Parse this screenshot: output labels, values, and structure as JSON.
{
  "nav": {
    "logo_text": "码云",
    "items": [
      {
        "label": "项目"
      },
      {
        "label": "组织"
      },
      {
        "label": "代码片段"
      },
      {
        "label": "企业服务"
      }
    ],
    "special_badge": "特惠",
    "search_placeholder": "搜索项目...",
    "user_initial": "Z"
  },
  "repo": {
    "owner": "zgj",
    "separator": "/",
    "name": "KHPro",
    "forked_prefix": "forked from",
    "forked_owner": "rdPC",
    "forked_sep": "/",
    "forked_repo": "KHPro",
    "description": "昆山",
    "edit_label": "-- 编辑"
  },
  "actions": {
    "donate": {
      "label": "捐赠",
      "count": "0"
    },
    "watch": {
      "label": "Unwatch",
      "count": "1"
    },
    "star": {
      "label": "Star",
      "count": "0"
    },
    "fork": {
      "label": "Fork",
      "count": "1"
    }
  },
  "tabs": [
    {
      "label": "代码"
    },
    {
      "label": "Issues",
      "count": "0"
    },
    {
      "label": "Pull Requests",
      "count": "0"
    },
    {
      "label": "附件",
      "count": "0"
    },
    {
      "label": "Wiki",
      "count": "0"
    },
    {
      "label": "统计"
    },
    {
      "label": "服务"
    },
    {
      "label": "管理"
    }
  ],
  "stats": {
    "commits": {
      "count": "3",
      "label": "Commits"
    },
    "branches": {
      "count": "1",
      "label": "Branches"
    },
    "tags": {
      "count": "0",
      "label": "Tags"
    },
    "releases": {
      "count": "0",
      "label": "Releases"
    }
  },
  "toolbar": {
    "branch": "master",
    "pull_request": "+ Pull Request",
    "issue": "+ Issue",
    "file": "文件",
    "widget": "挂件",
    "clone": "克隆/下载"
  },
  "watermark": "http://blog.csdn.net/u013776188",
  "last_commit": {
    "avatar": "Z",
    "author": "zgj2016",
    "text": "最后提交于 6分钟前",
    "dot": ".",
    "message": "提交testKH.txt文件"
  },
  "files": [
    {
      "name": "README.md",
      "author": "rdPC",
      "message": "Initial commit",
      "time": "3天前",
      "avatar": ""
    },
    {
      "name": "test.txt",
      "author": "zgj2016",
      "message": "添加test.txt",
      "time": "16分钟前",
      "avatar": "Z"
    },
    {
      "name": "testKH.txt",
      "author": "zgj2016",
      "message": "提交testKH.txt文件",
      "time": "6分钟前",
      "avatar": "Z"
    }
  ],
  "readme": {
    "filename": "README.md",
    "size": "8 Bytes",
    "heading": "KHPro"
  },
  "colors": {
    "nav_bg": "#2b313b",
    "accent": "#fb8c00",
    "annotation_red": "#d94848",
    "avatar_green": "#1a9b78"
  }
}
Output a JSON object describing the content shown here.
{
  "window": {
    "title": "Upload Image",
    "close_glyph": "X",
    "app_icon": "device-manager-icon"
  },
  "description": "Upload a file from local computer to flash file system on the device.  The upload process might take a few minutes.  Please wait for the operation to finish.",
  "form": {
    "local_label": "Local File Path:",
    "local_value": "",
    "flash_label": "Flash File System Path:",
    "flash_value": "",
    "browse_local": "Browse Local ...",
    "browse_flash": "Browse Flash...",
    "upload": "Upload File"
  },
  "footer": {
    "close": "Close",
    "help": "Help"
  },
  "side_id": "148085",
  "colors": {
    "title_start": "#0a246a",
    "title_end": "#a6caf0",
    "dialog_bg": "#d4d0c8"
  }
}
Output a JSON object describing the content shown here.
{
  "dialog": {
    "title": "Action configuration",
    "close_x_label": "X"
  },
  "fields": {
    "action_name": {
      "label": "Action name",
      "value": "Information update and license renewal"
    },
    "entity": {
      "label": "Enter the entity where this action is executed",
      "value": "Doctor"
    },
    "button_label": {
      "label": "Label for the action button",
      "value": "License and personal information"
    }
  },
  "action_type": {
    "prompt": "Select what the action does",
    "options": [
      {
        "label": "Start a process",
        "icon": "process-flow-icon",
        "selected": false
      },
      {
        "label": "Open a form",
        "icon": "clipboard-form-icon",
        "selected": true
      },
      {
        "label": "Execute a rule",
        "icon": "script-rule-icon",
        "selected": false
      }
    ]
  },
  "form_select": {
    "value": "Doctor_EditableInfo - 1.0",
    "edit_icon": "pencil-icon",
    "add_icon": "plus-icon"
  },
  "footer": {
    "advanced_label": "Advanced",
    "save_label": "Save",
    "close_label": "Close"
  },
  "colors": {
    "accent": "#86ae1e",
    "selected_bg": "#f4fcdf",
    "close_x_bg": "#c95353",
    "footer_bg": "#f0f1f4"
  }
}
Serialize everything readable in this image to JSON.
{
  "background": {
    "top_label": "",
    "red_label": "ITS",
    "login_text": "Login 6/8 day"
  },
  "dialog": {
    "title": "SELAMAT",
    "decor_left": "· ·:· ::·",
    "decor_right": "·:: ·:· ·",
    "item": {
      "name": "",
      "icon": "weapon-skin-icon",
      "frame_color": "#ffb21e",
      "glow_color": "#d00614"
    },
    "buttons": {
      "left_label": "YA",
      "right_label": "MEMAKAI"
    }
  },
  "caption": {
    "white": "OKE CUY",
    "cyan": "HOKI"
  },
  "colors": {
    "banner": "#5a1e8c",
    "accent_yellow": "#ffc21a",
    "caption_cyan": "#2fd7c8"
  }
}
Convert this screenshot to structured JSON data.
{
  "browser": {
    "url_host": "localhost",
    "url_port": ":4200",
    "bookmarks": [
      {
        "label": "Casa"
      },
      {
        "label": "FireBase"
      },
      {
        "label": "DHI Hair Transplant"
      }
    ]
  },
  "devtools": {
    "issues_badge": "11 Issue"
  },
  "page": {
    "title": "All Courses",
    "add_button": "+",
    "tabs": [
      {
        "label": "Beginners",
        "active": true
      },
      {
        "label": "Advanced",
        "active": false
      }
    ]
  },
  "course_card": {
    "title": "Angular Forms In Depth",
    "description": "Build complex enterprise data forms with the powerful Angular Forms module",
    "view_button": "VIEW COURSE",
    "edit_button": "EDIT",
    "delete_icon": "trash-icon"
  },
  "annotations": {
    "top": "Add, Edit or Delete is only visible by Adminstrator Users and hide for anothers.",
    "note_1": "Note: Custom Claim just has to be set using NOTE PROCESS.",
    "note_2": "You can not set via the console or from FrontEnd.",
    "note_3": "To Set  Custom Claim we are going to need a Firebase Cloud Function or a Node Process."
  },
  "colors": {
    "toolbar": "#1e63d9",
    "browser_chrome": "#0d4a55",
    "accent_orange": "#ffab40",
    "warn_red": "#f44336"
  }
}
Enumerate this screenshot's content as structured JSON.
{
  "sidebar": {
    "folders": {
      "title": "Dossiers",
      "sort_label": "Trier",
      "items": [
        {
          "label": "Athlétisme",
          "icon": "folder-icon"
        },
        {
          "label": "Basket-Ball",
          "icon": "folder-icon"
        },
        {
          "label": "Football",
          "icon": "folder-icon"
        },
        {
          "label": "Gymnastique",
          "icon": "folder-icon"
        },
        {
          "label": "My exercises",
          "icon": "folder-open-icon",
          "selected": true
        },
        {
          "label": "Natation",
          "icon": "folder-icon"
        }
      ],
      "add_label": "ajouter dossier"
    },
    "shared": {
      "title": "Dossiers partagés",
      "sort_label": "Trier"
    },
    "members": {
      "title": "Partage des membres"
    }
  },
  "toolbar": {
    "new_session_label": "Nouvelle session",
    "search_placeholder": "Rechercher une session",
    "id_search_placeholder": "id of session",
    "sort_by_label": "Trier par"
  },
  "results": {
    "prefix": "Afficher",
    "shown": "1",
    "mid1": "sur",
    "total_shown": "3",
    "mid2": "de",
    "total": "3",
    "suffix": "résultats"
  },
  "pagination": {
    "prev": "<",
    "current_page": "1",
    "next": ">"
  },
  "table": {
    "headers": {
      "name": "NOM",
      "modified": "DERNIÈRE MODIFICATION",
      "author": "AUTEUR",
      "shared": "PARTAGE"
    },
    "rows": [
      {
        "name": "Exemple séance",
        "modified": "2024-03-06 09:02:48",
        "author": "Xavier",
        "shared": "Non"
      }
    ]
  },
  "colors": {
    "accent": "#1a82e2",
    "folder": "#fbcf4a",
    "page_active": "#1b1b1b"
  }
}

WHAT YOU HAVE TO DO: Among the lines above, how many contain the string "this"? State the number alone.

ANSWER TO THE PROBLEM: 5